> _GOAL OF THE EXERCISE_
Copy out each line featuring the string "this" from the entries beneath.

> _DATASET RECORDS_
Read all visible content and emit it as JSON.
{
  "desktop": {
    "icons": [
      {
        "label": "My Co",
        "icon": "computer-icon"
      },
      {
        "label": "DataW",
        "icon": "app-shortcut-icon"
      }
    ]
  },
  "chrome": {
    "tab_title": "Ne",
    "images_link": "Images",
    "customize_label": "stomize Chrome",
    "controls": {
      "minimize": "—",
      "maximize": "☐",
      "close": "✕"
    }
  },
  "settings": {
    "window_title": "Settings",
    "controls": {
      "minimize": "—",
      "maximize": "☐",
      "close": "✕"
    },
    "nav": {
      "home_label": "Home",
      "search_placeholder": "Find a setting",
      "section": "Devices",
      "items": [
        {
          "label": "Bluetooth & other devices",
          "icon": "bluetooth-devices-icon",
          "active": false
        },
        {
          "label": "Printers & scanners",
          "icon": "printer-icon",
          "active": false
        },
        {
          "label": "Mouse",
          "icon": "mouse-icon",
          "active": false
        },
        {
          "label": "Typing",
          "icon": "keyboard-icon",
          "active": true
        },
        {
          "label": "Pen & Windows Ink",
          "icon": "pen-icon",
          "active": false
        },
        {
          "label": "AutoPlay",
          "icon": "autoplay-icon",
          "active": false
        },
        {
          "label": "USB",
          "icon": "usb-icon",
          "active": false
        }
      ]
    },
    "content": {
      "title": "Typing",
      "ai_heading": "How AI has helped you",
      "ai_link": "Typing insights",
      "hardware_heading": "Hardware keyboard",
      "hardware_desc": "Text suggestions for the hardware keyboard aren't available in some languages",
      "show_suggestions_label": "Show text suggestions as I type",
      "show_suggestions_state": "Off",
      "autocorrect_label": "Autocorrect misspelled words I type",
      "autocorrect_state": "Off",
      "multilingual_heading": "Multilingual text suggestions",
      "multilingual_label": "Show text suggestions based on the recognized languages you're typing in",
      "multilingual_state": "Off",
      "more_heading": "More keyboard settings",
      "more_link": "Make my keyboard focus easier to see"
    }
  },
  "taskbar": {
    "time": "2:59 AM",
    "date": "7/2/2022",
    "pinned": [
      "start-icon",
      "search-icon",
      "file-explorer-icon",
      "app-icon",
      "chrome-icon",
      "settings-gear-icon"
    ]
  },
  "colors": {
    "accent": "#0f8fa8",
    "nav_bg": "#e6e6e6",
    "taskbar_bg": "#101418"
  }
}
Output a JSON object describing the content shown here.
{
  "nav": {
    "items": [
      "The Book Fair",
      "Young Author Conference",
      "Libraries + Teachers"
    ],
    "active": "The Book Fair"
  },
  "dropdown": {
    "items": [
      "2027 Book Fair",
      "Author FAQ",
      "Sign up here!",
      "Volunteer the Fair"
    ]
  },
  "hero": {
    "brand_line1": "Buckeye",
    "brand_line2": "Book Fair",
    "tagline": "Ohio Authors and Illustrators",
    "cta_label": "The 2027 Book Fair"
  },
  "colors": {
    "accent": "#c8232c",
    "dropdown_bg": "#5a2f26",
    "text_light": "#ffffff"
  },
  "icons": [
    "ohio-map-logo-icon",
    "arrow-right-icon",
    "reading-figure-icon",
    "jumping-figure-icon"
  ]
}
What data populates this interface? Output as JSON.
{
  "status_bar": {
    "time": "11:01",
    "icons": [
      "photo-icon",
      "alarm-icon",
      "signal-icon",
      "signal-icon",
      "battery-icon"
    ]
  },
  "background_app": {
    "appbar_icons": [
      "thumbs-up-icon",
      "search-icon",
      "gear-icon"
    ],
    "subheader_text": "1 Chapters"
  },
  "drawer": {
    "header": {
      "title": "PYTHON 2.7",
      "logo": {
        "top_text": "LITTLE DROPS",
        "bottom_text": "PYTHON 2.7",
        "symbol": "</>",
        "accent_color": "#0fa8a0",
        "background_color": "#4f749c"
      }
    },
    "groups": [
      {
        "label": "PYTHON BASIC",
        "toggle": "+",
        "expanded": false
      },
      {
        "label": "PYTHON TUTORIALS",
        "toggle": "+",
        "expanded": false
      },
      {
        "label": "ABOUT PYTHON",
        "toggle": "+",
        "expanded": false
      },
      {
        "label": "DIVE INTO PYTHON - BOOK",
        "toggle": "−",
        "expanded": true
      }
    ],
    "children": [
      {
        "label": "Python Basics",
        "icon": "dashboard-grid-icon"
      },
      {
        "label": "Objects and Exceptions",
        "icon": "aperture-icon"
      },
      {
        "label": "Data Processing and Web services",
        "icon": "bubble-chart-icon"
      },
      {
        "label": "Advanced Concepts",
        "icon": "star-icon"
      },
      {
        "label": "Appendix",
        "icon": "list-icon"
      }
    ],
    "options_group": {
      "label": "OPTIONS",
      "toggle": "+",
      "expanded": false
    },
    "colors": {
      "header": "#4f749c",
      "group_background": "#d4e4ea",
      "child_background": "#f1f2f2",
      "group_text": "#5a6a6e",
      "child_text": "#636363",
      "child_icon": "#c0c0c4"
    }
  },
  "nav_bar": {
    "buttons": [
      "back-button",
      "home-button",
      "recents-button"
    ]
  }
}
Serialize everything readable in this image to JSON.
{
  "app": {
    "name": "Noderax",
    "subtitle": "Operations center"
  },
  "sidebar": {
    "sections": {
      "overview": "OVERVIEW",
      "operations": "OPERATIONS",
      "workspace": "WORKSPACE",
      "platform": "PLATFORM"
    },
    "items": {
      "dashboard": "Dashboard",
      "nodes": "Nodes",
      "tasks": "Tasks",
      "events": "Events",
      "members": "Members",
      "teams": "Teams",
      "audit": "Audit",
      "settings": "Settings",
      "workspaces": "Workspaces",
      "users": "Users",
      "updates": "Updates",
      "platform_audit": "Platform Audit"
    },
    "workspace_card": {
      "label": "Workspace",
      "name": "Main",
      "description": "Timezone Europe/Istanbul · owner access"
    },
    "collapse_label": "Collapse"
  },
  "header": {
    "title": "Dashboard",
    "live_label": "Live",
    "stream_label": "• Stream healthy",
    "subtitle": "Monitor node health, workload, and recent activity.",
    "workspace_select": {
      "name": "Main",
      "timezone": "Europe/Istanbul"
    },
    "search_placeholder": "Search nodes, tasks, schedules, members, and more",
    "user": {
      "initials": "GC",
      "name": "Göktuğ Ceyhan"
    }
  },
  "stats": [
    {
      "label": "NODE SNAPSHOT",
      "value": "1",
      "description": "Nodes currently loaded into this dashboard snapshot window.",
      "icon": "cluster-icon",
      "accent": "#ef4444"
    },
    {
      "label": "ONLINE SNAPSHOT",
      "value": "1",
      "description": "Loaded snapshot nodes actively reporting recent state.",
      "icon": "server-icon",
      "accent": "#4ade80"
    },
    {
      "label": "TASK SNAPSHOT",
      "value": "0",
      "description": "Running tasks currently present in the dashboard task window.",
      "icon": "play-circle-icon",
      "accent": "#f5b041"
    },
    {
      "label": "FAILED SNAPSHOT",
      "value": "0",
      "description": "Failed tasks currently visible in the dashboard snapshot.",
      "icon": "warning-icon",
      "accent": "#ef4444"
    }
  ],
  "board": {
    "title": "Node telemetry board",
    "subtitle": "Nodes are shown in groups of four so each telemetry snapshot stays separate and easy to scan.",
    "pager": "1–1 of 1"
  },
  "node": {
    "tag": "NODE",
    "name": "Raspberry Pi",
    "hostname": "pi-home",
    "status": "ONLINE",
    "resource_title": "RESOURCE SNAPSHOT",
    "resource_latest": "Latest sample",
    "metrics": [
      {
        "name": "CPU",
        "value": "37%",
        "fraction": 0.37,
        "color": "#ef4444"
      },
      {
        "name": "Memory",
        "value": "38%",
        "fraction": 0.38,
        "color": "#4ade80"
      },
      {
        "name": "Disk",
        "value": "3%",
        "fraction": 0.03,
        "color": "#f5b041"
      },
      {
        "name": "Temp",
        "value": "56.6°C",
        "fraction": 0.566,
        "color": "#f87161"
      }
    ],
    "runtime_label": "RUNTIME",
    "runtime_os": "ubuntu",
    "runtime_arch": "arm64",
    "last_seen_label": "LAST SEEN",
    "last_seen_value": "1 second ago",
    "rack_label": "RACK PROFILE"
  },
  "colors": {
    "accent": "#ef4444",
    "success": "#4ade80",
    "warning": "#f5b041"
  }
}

> _TASK OUTPUT_
What data populates this interface? Output as JSON.
Serialize everything readable in this image to JSON.
      "description": "Nodes currently loaded into this dashboard snapshot window.",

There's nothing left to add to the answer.